TASK TO CARRY OUT: Print all of the entries exactly, minus the pictures.

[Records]
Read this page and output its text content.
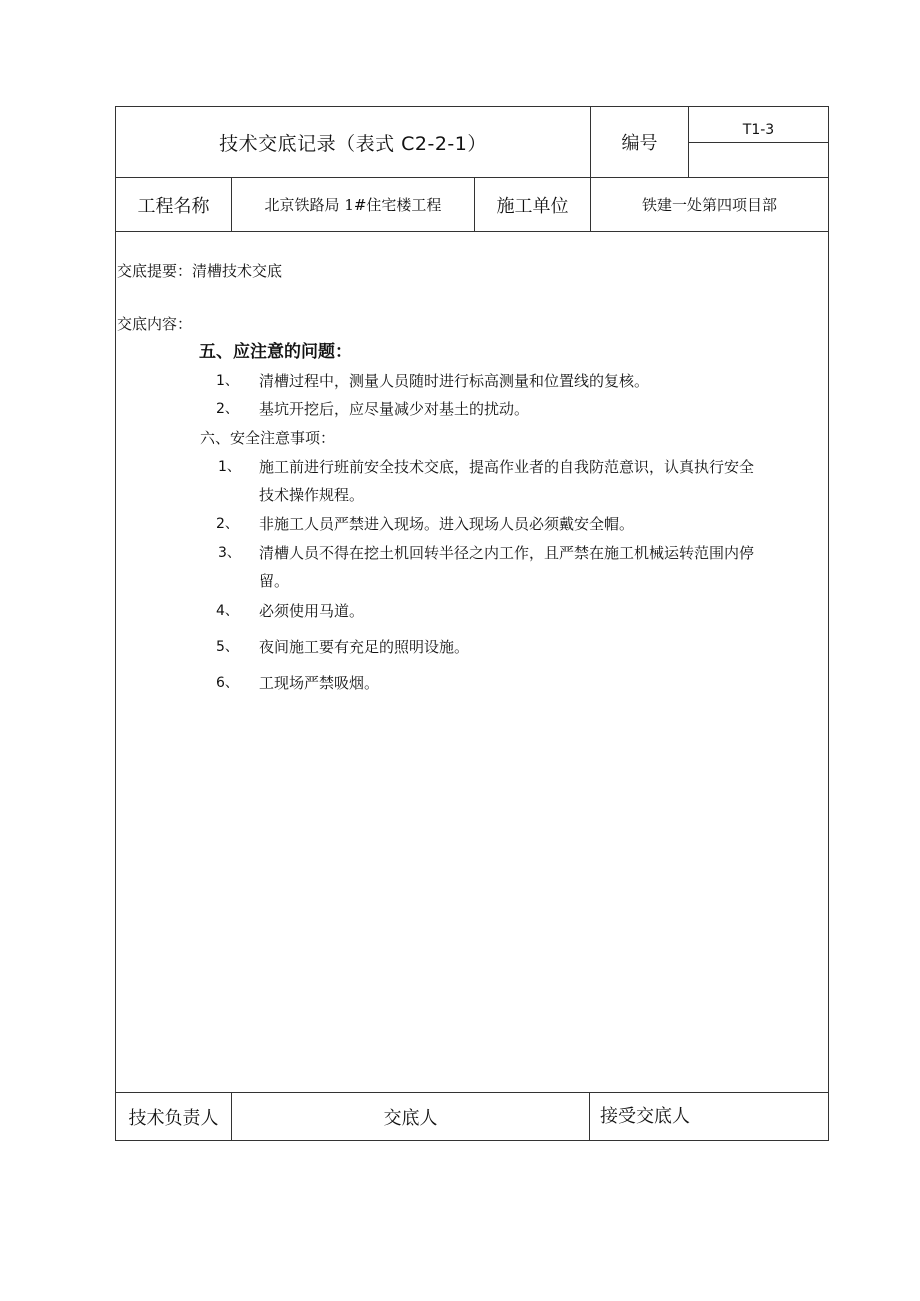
技术交底记录（表式 C2-2-1）	编号
T1-3
工程名称	北京铁路局 1#住宅楼工程	施工单位	铁建一处第四项目部
交底提要：清槽技术交底
交底内容：
五、应注意的问题：
1、 清槽过程中，测量人员随时进行标高测量和位置线的复核。
2、 基坑开挖后，应尽量减少对基土的扰动。
六、安全注意事项：
1、 施工前进行班前安全技术交底，提高作业者的自我防范意识，认真执行安全
技术操作规程。
2、 非施工人员严禁进入现场。进入现场人员必须戴安全帽。
3、 清槽人员不得在挖土机回转半径之内工作，且严禁在施工机械运转范围内停
留。
4、 必须使用马道。
5、 夜间施工要有充足的照明设施。
6、 工现场严禁吸烟。
技术负责人	交底人	接受交底人
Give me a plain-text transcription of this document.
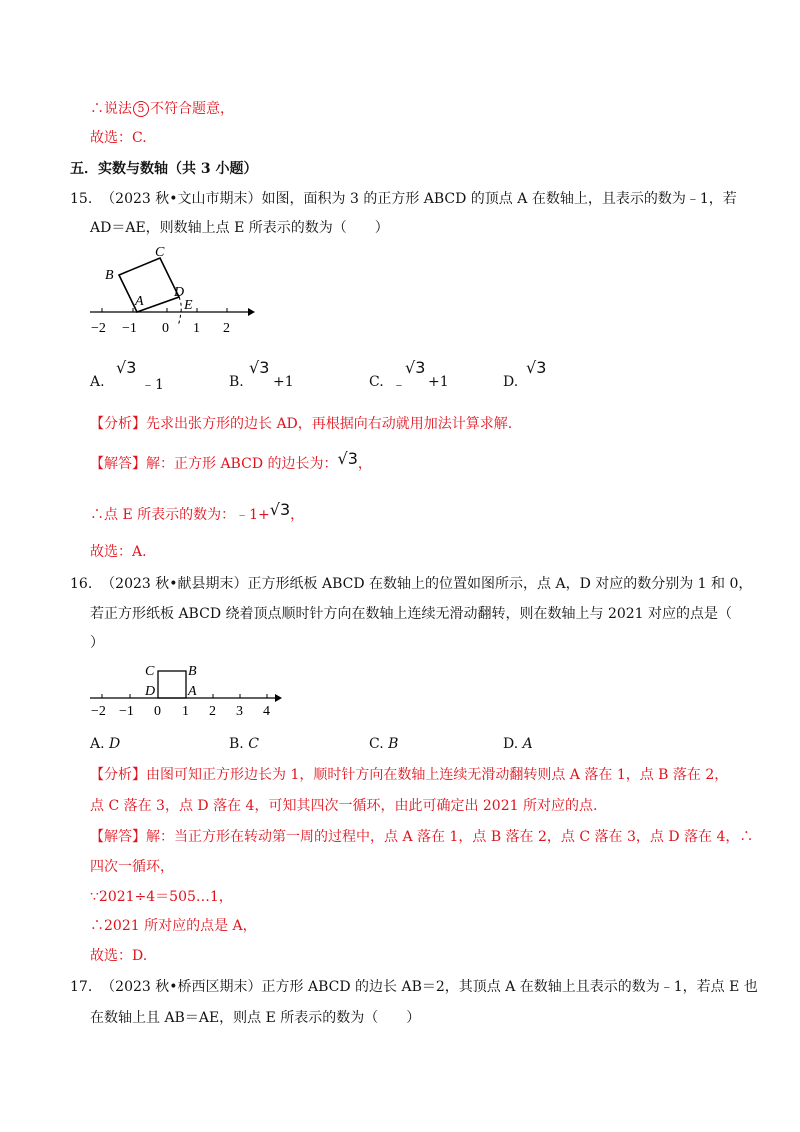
∴说法 5 不符合题意，
故选：C.
五．实数与数轴（共 3 小题）
15. （2023 秋•文山市期末）如图，面积为 3 的正方形 ABCD 的顶点 A 在数轴上，且表示的数为﹣1，若
AD＝AE，则数轴上点 E 所表示的数为（　　）
B
C
A
D
E
−2 −1 0 1 2
A.
√3
﹣1	B.
√3
+1	C. ﹣
√3
+1	D.
√3
【分析】先求出张方形的边长 AD，再根据向右动就用加法计算求解.
【解答】解：正方形 ABCD 的边长为：√3，
∴点 E 所表示的数为：﹣1+√3，
故选：A.
16. （2023 秋•献县期末）正方形纸板 ABCD 在数轴上的位置如图所示，点 A，D 对应的数分别为 1 和 0，
若正方形纸板 ABCD 绕着顶点顺时针方向在数轴上连续无滑动翻转，则在数轴上与 2021 对应的点是（
）
C B
D A
−2 −1 0 1 2 3 4
A. D	B. C	C. B	D. A
【分析】由图可知正方形边长为 1，顺时针方向在数轴上连续无滑动翻转则点 A 落在 1，点 B 落在 2，
点 C 落在 3，点 D 落在 4，可知其四次一循环，由此可确定出 2021 所对应的点.
【解答】解：当正方形在转动第一周的过程中，点 A 落在 1，点 B 落在 2，点 C 落在 3，点 D 落在 4，∴
四次一循环，
∵2021÷4＝505…1，
∴2021 所对应的点是 A，
故选：D.
17. （2023 秋•桥西区期末）正方形 ABCD 的边长 AB＝2，其顶点 A 在数轴上且表示的数为﹣1，若点 E 也
在数轴上且 AB＝AE，则点 E 所表示的数为（　　）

RESPONSE FOR THIS EXERCISE:
Read this page and output its text content.
技术交底记录（表式 C2-2-1）	编号
T1-3
工程名称	北京铁路局 1#住宅楼工程	施工单位	铁建一处第四项目部
交底提要：清槽技术交底
交底内容：
五、应注意的问题：
1、 清槽过程中，测量人员随时进行标高测量和位置线的复核。
2、 基坑开挖后，应尽量减少对基土的扰动。
六、安全注意事项：
1、 施工前进行班前安全技术交底，提高作业者的自我防范意识，认真执行安全
技术操作规程。
2、 非施工人员严禁进入现场。进入现场人员必须戴安全帽。
3、 清槽人员不得在挖土机回转半径之内工作，且严禁在施工机械运转范围内停
留。
4、 必须使用马道。
5、 夜间施工要有充足的照明设施。
6、 工现场严禁吸烟。
技术负责人	交底人	接受交底人
Give me a plain-text transcription of this document.
∴说法 5 不符合题意，
故选：C.
五．实数与数轴（共 3 小题）
15. （2023 秋•文山市期末）如图，面积为 3 的正方形 ABCD 的顶点 A 在数轴上，且表示的数为﹣1，若
AD＝AE，则数轴上点 E 所表示的数为（　　）
B
C
A
D
E
−2 −1 0 1 2
A.
√3
﹣1	B.
√3
+1	C. ﹣
√3
+1	D.
√3
【分析】先求出张方形的边长 AD，再根据向右动就用加法计算求解.
【解答】解：正方形 ABCD 的边长为：√3，
∴点 E 所表示的数为：﹣1+√3，
故选：A.
16. （2023 秋•献县期末）正方形纸板 ABCD 在数轴上的位置如图所示，点 A，D 对应的数分别为 1 和 0，
若正方形纸板 ABCD 绕着顶点顺时针方向在数轴上连续无滑动翻转，则在数轴上与 2021 对应的点是（
）
C B
D A
−2 −1 0 1 2 3 4
A. D	B. C	C. B	D. A
【分析】由图可知正方形边长为 1，顺时针方向在数轴上连续无滑动翻转则点 A 落在 1，点 B 落在 2，
点 C 落在 3，点 D 落在 4，可知其四次一循环，由此可确定出 2021 所对应的点.
【解答】解：当正方形在转动第一周的过程中，点 A 落在 1，点 B 落在 2，点 C 落在 3，点 D 落在 4，∴
四次一循环，
∵2021÷4＝505…1，
∴2021 所对应的点是 A，
故选：D.
17. （2023 秋•桥西区期末）正方形 ABCD 的边长 AB＝2，其顶点 A 在数轴上且表示的数为﹣1，若点 E 也
在数轴上且 AB＝AE，则点 E 所表示的数为（　　）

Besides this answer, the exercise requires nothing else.